Objective: Copy the data below line for line without changing anything, but leave out the pictures.
##### Given information #####
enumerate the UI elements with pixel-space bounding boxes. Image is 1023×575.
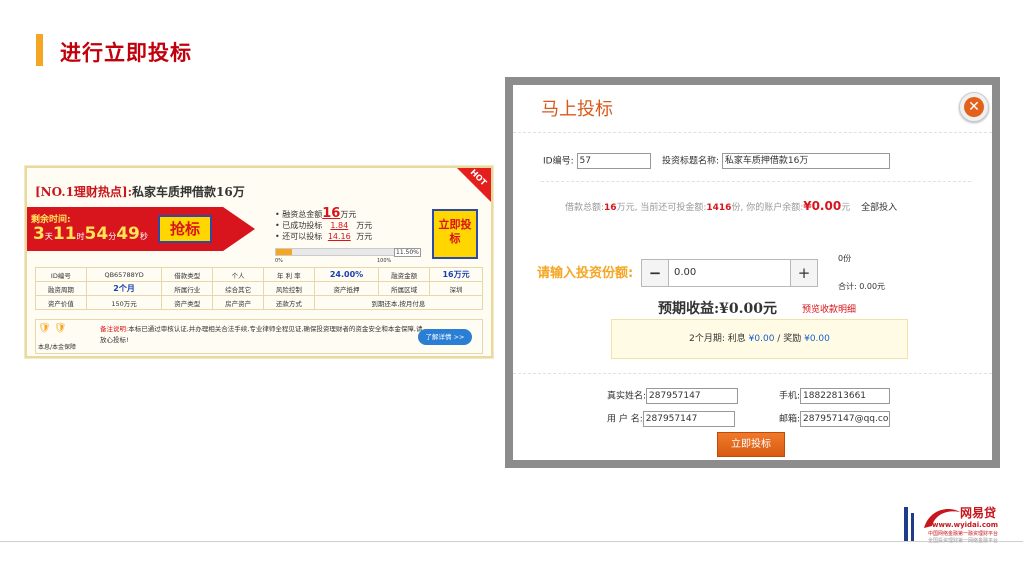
table-row: 资产价值 150万元 资产类型 房产资产 还款方式 到期还本,按月付息 [35, 295, 484, 310]
funding-progress-fill [276, 249, 293, 255]
countdown-timer: 3天11时54分49秒 [33, 224, 148, 244]
balance-row: 借款总额:16万元, 当前还可投金额:1416份, 你的账户余额:¥0.00元 … [565, 199, 898, 213]
username-row: 用 户 名: 287957147 [607, 411, 735, 427]
shares-count: 0份 [838, 254, 852, 263]
username-field[interactable]: 287957147 [642, 411, 735, 427]
title-field[interactable]: 私家车质押借款16万 [721, 153, 890, 169]
loan-card-title: [NO.1理财热点]:私家车质押借款16万 [35, 183, 245, 200]
realname-field[interactable]: 287957147 [646, 388, 739, 404]
total-amount: 合计: 0.00元 [838, 282, 886, 291]
progress-scale-start: 0% [275, 258, 283, 264]
loan-card-title-main: 私家车质押借款16万 [132, 185, 245, 199]
amount-stepper[interactable]: − 0.00 + [641, 259, 818, 287]
slide-title: 进行立即投标 [60, 41, 192, 65]
footer-rule [0, 541, 1023, 542]
fund-info: • 融资总金额16万元 • 已成功投标 1.84 万元 • 还可以投标 14.16 万元 [275, 206, 373, 241]
email-field[interactable]: 287957147@qq.com [800, 411, 891, 427]
hot-badge: HOT [457, 168, 491, 202]
table-row: ID编号 QB65788YD 借款类型 个人年 利 率 24.00% 融资金额 16万元 [35, 267, 483, 282]
title-accent-bar [36, 34, 43, 66]
remark-text: 备注说明:本标已通过审核认证,并办理相关合法手续,专业律师全程见证,确保投资理财… [100, 325, 423, 344]
email-row: 邮箱: 287957147@qq.com [779, 411, 891, 427]
submit-bid-button[interactable]: 立即投标 [717, 432, 785, 457]
id-field[interactable]: 57 [576, 153, 651, 169]
divider [513, 132, 992, 133]
invest-now-button[interactable]: 立即投标 [432, 209, 478, 259]
more-details-button[interactable]: 了解详情 >> [418, 329, 472, 345]
phone-row: 手机: 18822813661 [779, 388, 891, 404]
increase-button[interactable]: + [790, 260, 817, 286]
loan-info-table: ID编号 QB65788YD 借款类型 个人年 利 率 24.00% 融资金额 16万元 融… [35, 267, 484, 310]
progress-scale-end: 100% [377, 258, 392, 264]
loan-card-title-prefix: [NO.1理财热点]: [35, 185, 133, 199]
table-row: 融资周期 2个月 所属行业 综合其它 风险控制 资产抵押 所属区域 深圳 [35, 281, 483, 296]
id-row: ID编号: 57 投资标题名称: 私家车质押借款16万 [543, 153, 890, 169]
modal-title: 马上投标 [541, 99, 613, 120]
invest-all-link[interactable]: 全部投入 [861, 203, 897, 213]
close-icon[interactable]: ✕ [964, 97, 984, 117]
loan-card: [NO.1理财热点]:私家车质押借款16万 HOT 剩余时间: 3天11时54分… [25, 166, 493, 358]
phone-field[interactable]: 18822813661 [800, 388, 891, 404]
divider [541, 181, 971, 182]
grab-bid-button[interactable]: 抢标 [158, 215, 212, 243]
close-button[interactable]: ✕ [959, 92, 989, 122]
funding-progress-label: 11.50% [394, 248, 421, 257]
divider [513, 373, 992, 374]
protect-label: 本息/本金保障 [38, 344, 77, 351]
preview-repayment-link[interactable]: 预览收款明细 [802, 302, 856, 315]
amount-input[interactable]: 0.00 [674, 260, 696, 286]
expected-income: 预期收益:¥0.00元 [658, 301, 778, 317]
decrease-button[interactable]: − [642, 260, 669, 286]
countdown-banner: 剩余时间: 3天11时54分49秒 抢标 [27, 201, 267, 256]
amount-label: 请输入投资份额: [537, 266, 634, 281]
interest-summary: 2个月期: 利息 ¥0.00 / 奖励 ¥0.00 [611, 319, 908, 359]
shield-icon: 🛡 🛡 [38, 323, 67, 334]
realname-row: 真实姓名: 287957147 [607, 388, 739, 404]
invest-modal: 马上投标 ✕ ID编号: 57 投资标题名称: 私家车质押借款16万 借款总额:… [505, 77, 1000, 468]
invest-modal-body: 马上投标 ✕ ID编号: 57 投资标题名称: 私家车质押借款16万 借款总额:… [513, 85, 992, 460]
wyidai-logo: 网易贷 www.wyidai.com 中国网络金融第一融资理财平台 全国投资理财… [902, 499, 1020, 559]
remark-box: 🛡 🛡 本息/本金保障 备注说明:本标已通过审核认证,并办理相关合法手续,专业律… [35, 319, 483, 354]
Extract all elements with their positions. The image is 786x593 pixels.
#####
Final answer:
enumerate the UI elements with pixel-space bounding boxes. Image is 1023×575.
table-row: 资产价值 150万元 资产类型 房产资产 还款方式 到期还本,按月付息 [35, 295, 484, 310]
funding-progress-fill [276, 249, 293, 255]
countdown-timer: 3天11时54分49秒 [33, 224, 148, 244]
balance-row: 借款总额:16万元, 当前还可投金额:1416份, 你的账户余额:¥0.00元 … [565, 199, 898, 213]
username-row: 用 户 名: 287957147 [607, 411, 735, 427]
shares-count: 0份 [838, 254, 852, 263]
username-field[interactable]: 287957147 [642, 411, 735, 427]
title-field[interactable]: 私家车质押借款16万 [721, 153, 890, 169]
loan-card-title: [NO.1理财热点]:私家车质押借款16万 [35, 183, 245, 200]
realname-field[interactable]: 287957147 [646, 388, 739, 404]
total-amount: 合计: 0.00元 [838, 282, 886, 291]
progress-scale-start: 0% [275, 258, 283, 264]
loan-card-title-main: 私家车质押借款16万 [132, 185, 245, 199]
amount-stepper[interactable]: − 0.00 + [641, 259, 818, 287]
slide-title: 进行立即投标 [60, 41, 192, 65]
footer-rule [0, 541, 1023, 542]
fund-info: • 融资总金额16万元 • 已成功投标 1.84 万元 • 还可以投标 14.16 万元 [275, 206, 373, 241]
email-field[interactable]: 287957147@qq.com [800, 411, 891, 427]
hot-badge: HOT [457, 168, 491, 202]
table-row: ID编号 QB65788YD 借款类型 个人年 利 率 24.00% 融资金额 16万元 [35, 267, 483, 282]
title-accent-bar [36, 34, 43, 66]
remark-text: 备注说明:本标已通过审核认证,并办理相关合法手续,专业律师全程见证,确保投资理财… [100, 325, 423, 344]
email-row: 邮箱: 287957147@qq.com [779, 411, 891, 427]
submit-bid-button[interactable]: 立即投标 [717, 432, 785, 457]
id-field[interactable]: 57 [576, 153, 651, 169]
divider [513, 132, 992, 133]
invest-now-button[interactable]: 立即投标 [432, 209, 478, 259]
more-details-button[interactable]: 了解详情 >> [418, 329, 472, 345]
phone-row: 手机: 18822813661 [779, 388, 891, 404]
increase-button[interactable]: + [790, 260, 817, 286]
loan-info-table: ID编号 QB65788YD 借款类型 个人年 利 率 24.00% 融资金额 16万元 融… [35, 267, 484, 310]
progress-scale-end: 100% [377, 258, 392, 264]
loan-card-title-prefix: [NO.1理财热点]: [35, 185, 133, 199]
table-row: 融资周期 2个月 所属行业 综合其它 风险控制 资产抵押 所属区域 深圳 [35, 281, 483, 296]
id-row: ID编号: 57 投资标题名称: 私家车质押借款16万 [543, 153, 890, 169]
modal-title: 马上投标 [541, 99, 613, 120]
invest-all-link[interactable]: 全部投入 [861, 203, 897, 213]
close-icon[interactable]: ✕ [964, 97, 984, 117]
loan-card: [NO.1理财热点]:私家车质押借款16万 HOT 剩余时间: 3天11时54分… [25, 166, 493, 358]
phone-field[interactable]: 18822813661 [800, 388, 891, 404]
divider [541, 181, 971, 182]
grab-bid-button[interactable]: 抢标 [158, 215, 212, 243]
close-button[interactable]: ✕ [959, 92, 989, 122]
funding-progress-label: 11.50% [394, 248, 421, 257]
divider [513, 373, 992, 374]
protect-label: 本息/本金保障 [38, 344, 77, 351]
preview-repayment-link[interactable]: 预览收款明细 [802, 302, 856, 315]
amount-input[interactable]: 0.00 [674, 260, 696, 286]
expected-income: 预期收益:¥0.00元 [658, 301, 778, 317]
decrease-button[interactable]: − [642, 260, 669, 286]
countdown-banner: 剩余时间: 3天11时54分49秒 抢标 [27, 201, 267, 256]
amount-label: 请输入投资份额: [537, 266, 634, 281]
interest-summary: 2个月期: 利息 ¥0.00 / 奖励 ¥0.00 [611, 319, 908, 359]
shield-icon: 🛡 🛡 [38, 323, 67, 334]
realname-row: 真实姓名: 287957147 [607, 388, 739, 404]
invest-modal: 马上投标 ✕ ID编号: 57 投资标题名称: 私家车质押借款16万 借款总额:… [505, 77, 1000, 468]
invest-modal-body: 马上投标 ✕ ID编号: 57 投资标题名称: 私家车质押借款16万 借款总额:… [513, 85, 992, 460]
wyidai-logo: 网易贷 www.wyidai.com 中国网络金融第一融资理财平台 全国投资理财… [902, 499, 1020, 559]
remark-box: 🛡 🛡 本息/本金保障 备注说明:本标已通过审核认证,并办理相关合法手续,专业律… [35, 319, 483, 354]
Extract all elements with their positions. The image is 786x593 pixels.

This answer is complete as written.